● Aim: Across the data below, how many lines hold "деятельности"? Answer with that number and nothing else.

● Information supplied:
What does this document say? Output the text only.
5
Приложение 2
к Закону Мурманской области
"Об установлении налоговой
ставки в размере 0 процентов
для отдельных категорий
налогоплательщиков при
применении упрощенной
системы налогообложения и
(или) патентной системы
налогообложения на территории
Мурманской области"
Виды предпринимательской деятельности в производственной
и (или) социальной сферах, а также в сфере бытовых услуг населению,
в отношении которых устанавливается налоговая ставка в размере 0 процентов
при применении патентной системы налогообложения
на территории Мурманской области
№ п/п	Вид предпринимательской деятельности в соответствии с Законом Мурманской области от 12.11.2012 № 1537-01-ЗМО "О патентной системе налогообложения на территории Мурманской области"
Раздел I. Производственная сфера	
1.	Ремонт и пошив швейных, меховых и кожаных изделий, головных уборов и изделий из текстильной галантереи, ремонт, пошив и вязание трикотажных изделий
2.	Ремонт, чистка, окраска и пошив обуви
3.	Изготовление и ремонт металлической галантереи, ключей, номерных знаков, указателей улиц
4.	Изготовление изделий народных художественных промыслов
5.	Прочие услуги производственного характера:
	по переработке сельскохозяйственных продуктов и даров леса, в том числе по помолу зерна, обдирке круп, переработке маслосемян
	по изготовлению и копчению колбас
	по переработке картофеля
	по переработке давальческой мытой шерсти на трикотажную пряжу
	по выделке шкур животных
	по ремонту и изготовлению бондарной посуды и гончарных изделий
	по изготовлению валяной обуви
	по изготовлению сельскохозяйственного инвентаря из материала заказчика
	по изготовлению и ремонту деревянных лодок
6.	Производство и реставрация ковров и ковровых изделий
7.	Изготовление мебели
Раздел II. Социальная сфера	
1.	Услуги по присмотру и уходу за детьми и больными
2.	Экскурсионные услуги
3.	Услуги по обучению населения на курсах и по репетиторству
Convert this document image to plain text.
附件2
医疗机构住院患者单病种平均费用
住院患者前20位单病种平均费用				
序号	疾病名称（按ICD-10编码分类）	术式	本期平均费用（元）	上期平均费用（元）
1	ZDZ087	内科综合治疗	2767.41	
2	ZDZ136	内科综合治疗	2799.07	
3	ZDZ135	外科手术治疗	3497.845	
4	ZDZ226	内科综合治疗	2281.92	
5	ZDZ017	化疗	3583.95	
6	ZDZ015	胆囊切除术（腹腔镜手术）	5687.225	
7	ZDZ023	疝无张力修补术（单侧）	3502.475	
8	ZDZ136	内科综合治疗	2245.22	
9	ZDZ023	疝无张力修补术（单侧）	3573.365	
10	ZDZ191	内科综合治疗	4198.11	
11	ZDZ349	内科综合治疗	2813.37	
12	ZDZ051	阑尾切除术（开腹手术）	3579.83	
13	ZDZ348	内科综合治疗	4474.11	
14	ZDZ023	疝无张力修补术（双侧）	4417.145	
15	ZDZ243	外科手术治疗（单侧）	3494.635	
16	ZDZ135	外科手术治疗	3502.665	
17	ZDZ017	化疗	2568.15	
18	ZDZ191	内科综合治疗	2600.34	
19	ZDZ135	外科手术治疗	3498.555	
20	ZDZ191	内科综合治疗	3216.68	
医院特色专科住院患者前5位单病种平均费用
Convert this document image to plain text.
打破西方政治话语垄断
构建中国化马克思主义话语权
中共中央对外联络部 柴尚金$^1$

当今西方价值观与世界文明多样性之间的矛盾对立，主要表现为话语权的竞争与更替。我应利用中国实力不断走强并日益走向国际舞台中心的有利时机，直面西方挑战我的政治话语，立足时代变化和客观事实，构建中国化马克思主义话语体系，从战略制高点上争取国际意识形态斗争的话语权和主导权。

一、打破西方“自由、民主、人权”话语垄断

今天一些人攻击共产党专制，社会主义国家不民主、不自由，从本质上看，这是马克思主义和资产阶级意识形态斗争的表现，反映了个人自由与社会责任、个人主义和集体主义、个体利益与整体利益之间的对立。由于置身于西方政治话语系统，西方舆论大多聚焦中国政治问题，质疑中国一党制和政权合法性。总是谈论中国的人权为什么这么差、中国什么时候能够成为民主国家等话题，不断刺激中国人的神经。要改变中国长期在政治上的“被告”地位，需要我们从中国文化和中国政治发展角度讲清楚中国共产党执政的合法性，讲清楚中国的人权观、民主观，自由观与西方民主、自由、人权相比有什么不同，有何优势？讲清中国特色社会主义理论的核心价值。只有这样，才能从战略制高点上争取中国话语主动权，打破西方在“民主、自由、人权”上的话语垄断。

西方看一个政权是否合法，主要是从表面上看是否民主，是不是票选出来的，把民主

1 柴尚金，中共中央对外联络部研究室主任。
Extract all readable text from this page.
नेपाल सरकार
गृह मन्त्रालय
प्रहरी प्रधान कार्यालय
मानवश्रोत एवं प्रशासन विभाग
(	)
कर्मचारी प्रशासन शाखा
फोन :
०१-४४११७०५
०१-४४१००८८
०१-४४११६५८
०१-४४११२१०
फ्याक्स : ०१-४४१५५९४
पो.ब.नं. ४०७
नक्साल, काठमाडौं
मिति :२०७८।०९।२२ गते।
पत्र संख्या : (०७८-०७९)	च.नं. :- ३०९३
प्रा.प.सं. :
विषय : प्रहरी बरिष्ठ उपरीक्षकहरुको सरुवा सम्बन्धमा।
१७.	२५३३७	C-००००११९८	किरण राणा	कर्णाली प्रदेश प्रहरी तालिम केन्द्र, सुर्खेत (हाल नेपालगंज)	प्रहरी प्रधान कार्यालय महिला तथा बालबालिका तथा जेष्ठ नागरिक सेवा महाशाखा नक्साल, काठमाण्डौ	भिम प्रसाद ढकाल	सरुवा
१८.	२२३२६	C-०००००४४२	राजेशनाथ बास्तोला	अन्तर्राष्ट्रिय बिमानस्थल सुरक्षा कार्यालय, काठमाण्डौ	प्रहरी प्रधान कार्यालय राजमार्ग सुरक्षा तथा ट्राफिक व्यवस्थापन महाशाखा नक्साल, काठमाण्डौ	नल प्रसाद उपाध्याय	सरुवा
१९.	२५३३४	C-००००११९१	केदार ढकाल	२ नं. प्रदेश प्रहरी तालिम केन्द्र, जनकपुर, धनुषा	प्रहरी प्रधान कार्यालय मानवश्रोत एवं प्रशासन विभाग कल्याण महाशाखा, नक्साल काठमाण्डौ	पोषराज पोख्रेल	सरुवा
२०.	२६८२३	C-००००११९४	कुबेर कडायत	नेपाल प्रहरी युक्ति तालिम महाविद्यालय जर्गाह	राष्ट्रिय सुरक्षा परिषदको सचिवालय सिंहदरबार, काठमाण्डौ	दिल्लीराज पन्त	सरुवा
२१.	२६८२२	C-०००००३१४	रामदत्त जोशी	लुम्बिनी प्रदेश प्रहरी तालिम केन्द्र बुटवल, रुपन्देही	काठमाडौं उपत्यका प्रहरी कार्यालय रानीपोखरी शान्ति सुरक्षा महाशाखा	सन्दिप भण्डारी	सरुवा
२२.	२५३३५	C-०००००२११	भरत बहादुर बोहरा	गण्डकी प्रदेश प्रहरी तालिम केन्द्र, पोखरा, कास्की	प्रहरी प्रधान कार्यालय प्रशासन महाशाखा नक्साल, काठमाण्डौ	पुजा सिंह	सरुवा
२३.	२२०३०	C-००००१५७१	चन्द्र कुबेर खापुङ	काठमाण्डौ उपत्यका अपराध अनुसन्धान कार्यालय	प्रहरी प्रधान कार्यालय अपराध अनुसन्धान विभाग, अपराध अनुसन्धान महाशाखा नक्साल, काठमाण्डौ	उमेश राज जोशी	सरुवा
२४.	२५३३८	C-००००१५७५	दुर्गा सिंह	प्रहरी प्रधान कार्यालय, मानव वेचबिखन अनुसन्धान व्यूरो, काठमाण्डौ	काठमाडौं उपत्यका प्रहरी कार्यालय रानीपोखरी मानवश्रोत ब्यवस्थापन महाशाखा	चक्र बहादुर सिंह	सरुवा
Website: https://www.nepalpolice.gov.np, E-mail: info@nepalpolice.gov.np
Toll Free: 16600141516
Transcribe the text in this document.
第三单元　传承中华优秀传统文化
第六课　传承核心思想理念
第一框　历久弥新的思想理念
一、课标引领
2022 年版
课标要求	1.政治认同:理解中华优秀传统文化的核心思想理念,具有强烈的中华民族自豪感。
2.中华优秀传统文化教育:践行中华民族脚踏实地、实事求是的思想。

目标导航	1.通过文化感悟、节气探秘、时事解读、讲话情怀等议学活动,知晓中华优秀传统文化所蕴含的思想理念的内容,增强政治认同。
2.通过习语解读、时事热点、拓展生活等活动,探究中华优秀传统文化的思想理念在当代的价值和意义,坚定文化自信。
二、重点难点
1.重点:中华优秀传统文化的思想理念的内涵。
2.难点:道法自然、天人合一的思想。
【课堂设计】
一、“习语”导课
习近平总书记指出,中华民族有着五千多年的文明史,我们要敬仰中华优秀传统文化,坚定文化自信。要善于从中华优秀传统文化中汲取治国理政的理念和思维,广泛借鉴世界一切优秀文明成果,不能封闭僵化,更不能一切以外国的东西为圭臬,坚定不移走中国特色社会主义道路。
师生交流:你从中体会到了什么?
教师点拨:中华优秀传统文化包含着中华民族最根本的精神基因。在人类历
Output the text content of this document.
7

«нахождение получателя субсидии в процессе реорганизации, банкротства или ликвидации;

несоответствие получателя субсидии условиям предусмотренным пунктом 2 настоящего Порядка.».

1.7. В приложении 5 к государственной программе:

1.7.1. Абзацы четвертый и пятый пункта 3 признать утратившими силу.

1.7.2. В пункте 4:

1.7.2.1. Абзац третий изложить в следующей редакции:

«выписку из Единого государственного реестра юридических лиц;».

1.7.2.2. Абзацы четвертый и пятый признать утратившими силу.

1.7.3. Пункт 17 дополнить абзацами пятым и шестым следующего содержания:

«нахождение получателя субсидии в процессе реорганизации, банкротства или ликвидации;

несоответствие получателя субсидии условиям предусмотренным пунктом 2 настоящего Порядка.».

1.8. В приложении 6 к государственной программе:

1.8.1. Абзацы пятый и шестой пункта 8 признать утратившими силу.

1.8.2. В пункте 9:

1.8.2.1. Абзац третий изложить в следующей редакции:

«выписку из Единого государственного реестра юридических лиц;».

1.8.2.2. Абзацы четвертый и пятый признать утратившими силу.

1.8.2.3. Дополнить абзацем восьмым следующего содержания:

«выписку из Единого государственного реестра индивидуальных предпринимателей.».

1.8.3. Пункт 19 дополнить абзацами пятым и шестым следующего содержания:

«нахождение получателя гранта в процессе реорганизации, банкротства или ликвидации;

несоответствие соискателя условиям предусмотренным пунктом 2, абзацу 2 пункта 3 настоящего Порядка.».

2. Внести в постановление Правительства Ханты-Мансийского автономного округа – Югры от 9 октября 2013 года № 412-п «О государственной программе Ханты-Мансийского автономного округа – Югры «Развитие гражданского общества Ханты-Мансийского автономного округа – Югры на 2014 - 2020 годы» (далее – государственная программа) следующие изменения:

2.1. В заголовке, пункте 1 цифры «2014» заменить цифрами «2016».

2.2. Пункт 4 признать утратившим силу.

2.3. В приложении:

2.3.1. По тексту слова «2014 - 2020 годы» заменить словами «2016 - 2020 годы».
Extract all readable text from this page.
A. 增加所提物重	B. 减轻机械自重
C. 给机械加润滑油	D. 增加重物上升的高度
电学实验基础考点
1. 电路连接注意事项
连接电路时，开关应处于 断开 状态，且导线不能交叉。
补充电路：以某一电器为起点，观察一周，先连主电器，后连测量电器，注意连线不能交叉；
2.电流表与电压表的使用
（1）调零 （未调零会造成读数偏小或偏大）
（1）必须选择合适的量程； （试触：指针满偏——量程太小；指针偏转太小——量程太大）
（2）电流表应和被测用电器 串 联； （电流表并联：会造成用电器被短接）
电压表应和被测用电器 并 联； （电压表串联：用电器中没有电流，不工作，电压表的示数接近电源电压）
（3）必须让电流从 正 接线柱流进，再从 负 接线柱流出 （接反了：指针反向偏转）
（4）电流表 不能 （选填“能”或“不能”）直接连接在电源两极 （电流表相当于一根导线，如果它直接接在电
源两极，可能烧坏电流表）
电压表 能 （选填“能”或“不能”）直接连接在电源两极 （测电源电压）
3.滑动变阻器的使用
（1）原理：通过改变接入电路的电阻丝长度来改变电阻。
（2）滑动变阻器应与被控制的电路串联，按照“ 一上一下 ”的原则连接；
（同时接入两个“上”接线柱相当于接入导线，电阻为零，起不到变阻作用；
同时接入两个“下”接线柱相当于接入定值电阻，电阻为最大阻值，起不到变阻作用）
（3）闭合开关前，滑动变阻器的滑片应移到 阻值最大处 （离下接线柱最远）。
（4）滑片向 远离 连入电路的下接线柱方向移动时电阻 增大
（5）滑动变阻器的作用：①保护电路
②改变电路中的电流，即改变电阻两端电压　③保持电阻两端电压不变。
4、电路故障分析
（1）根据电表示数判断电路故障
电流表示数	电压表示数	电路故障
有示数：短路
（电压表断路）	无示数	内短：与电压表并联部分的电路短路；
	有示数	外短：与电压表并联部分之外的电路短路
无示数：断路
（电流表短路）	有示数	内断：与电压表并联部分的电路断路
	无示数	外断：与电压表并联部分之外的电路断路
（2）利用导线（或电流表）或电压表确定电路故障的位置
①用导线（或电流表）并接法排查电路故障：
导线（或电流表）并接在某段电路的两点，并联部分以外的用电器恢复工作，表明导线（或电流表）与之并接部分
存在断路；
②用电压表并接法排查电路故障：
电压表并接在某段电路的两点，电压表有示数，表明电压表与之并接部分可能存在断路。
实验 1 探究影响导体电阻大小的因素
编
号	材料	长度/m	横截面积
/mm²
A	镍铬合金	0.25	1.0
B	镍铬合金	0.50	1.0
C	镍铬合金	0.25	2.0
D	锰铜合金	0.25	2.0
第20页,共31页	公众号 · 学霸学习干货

● Output below: 2